EXERCISE DESCRIPTION – In the material below, list every line carrying the string "this".

RAW RECORDS –

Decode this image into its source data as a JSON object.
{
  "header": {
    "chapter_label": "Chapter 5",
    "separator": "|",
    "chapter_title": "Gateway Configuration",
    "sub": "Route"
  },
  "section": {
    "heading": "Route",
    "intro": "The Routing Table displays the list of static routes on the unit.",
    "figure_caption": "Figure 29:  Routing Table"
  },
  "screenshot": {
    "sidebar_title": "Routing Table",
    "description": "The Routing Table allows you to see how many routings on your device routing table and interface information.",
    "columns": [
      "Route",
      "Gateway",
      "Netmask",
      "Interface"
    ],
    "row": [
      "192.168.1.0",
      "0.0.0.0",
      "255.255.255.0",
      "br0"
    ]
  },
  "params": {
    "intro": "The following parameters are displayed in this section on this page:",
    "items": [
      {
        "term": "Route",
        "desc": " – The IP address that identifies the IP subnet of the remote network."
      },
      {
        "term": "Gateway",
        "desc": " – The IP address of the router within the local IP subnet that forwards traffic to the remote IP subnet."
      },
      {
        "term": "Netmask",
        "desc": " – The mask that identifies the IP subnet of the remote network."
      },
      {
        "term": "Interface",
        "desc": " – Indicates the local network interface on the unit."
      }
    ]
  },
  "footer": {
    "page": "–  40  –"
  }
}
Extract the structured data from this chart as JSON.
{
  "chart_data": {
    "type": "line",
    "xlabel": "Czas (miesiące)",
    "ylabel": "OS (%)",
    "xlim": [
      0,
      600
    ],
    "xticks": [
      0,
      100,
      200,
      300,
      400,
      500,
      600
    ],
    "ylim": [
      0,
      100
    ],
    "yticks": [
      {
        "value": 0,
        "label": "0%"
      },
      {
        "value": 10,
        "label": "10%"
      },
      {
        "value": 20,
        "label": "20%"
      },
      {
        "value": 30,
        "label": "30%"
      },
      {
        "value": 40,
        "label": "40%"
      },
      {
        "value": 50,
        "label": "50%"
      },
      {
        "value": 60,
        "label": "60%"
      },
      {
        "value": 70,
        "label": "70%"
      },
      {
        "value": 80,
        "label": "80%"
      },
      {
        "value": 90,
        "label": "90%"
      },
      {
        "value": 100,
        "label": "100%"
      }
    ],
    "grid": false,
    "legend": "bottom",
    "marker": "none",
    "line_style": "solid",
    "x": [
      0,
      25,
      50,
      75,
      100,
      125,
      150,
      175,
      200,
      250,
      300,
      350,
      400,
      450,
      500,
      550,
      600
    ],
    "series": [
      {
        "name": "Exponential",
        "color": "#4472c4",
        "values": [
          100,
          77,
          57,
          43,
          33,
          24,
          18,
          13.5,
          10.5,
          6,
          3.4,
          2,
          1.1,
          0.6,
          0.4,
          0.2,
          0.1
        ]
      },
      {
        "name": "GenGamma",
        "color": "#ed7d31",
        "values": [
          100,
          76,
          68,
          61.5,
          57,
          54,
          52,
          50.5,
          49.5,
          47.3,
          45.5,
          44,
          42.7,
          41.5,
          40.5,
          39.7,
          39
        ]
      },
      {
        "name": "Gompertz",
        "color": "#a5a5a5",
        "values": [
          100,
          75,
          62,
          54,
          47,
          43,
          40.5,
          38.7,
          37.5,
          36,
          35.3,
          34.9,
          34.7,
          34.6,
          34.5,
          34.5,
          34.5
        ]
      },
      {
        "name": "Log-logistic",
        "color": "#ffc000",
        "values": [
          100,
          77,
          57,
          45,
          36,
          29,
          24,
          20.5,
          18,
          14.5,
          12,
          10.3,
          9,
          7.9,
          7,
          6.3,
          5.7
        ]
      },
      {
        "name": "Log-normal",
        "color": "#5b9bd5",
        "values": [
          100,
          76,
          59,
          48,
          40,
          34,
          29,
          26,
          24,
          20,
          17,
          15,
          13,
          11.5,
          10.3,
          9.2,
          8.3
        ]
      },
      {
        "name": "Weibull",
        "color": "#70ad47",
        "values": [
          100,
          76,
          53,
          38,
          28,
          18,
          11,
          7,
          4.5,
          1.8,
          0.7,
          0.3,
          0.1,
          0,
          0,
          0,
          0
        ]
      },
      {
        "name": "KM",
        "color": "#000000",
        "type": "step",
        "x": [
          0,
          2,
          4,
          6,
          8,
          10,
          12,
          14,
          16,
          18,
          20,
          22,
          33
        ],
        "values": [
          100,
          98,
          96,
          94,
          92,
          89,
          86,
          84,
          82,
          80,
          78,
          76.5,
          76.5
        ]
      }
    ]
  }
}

THE RESULT –
Decode this image into its source data as a JSON object.
    "intro": "The following parameters are displayed in this section on this page:",
Extract the structured data from this chart as JSON.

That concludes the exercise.